+++ THE RECORDS +++
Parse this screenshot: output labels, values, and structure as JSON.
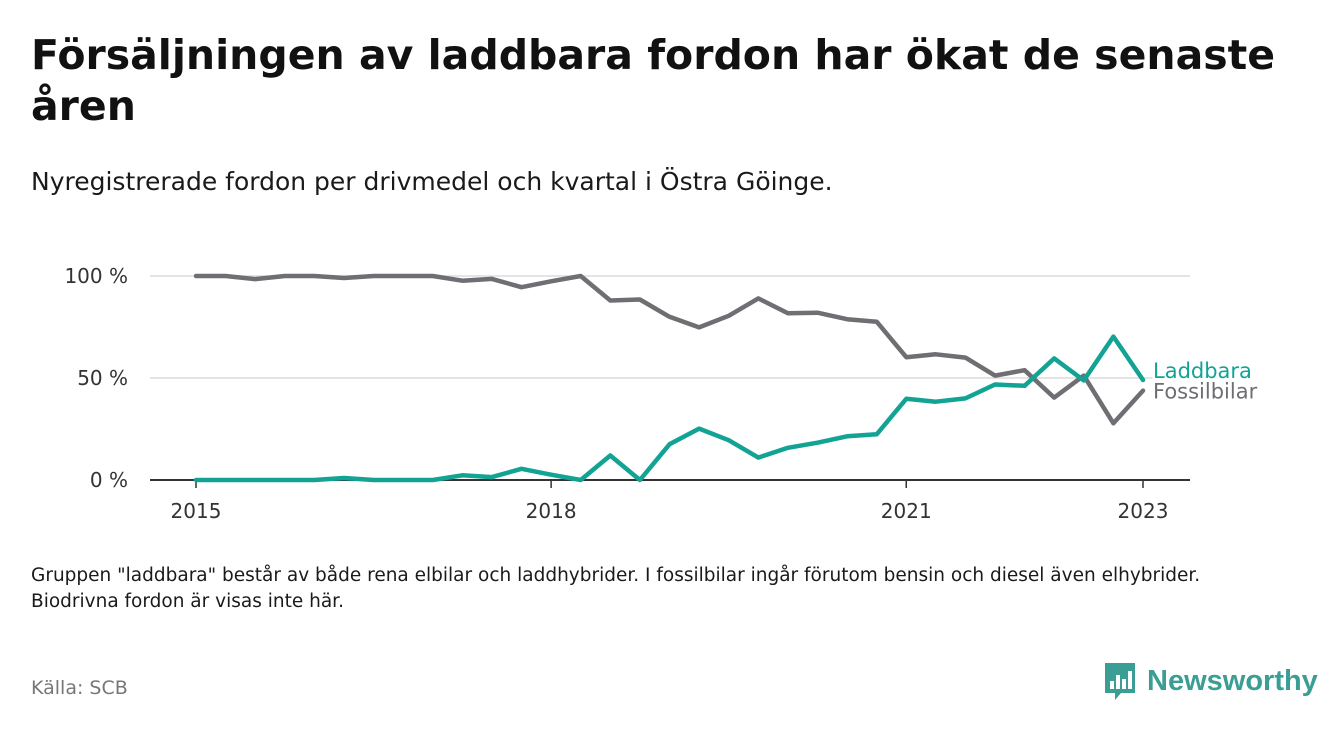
{
  "header": {
    "title": "Försäljningen av laddbara fordon har ökat de senaste åren",
    "subtitle": "Nyregistrerade fordon per drivmedel och kvartal i Östra Göinge."
  },
  "footer": {
    "note": "Gruppen \"laddbara\" består av både rena elbilar och laddhybrider. I fossilbilar ingår förutom bensin och diesel även elhybrider. Biodrivna fordon är visas inte här.",
    "source": "Källa: SCB",
    "brand": "Newsworthy",
    "brand_color": "#3b9e95",
    "brand_icon": "bar-chart-speech-bubble-icon"
  },
  "chart_data": {
    "type": "line",
    "title": "Försäljningen av laddbara fordon har ökat de senaste åren",
    "subtitle": "Nyregistrerade fordon per drivmedel och kvartal i Östra Göinge.",
    "xlabel": "",
    "ylabel": "",
    "x_axis": {
      "ticks": [
        2015,
        2018,
        2021,
        2023
      ],
      "tick_labels": [
        "2015",
        "2018",
        "2021",
        "2023"
      ],
      "range": [
        2015,
        2023.4
      ]
    },
    "y_axis": {
      "ticks": [
        0,
        50,
        100
      ],
      "tick_labels": [
        "0 %",
        "50 %",
        "100 %"
      ],
      "range": [
        0,
        100
      ],
      "grid": true
    },
    "legend": "inline-right",
    "x": [
      2015.0,
      2015.25,
      2015.5,
      2015.75,
      2016.0,
      2016.25,
      2016.5,
      2016.75,
      2017.0,
      2017.25,
      2017.5,
      2017.75,
      2018.0,
      2018.25,
      2018.5,
      2018.75,
      2019.0,
      2019.25,
      2019.5,
      2019.75,
      2020.0,
      2020.25,
      2020.5,
      2020.75,
      2021.0,
      2021.25,
      2021.5,
      2021.75,
      2022.0,
      2022.25,
      2022.5,
      2022.75,
      2023.0
    ],
    "series": [
      {
        "name": "Fossilbilar",
        "color": "#6e6e73",
        "values": [
          100,
          100,
          98.5,
          100,
          100,
          99,
          100,
          100,
          100,
          97.7,
          98.6,
          94.5,
          97.4,
          100,
          88,
          88.5,
          80,
          74.8,
          80.5,
          89,
          81.7,
          82,
          78.8,
          77.6,
          60.2,
          61.6,
          60,
          51.2,
          53.8,
          40.4,
          51.2,
          27.8,
          43.8
        ]
      },
      {
        "name": "Laddbara",
        "color": "#12a394",
        "values": [
          0,
          0,
          0,
          0,
          0,
          1,
          0,
          0,
          0,
          2.3,
          1.4,
          5.5,
          2.6,
          0,
          12,
          0,
          17.5,
          25.2,
          19.5,
          11,
          15.8,
          18.3,
          21.4,
          22.4,
          39.8,
          38.4,
          40,
          46.8,
          46.2,
          59.6,
          48.8,
          70.3,
          49
        ]
      }
    ]
  }
}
+++
> [WHAT IS EXPECTED]:
Only a number is wanted: how many lines contain the word "drivmedel"?

> [FULL SOLUTION]:
2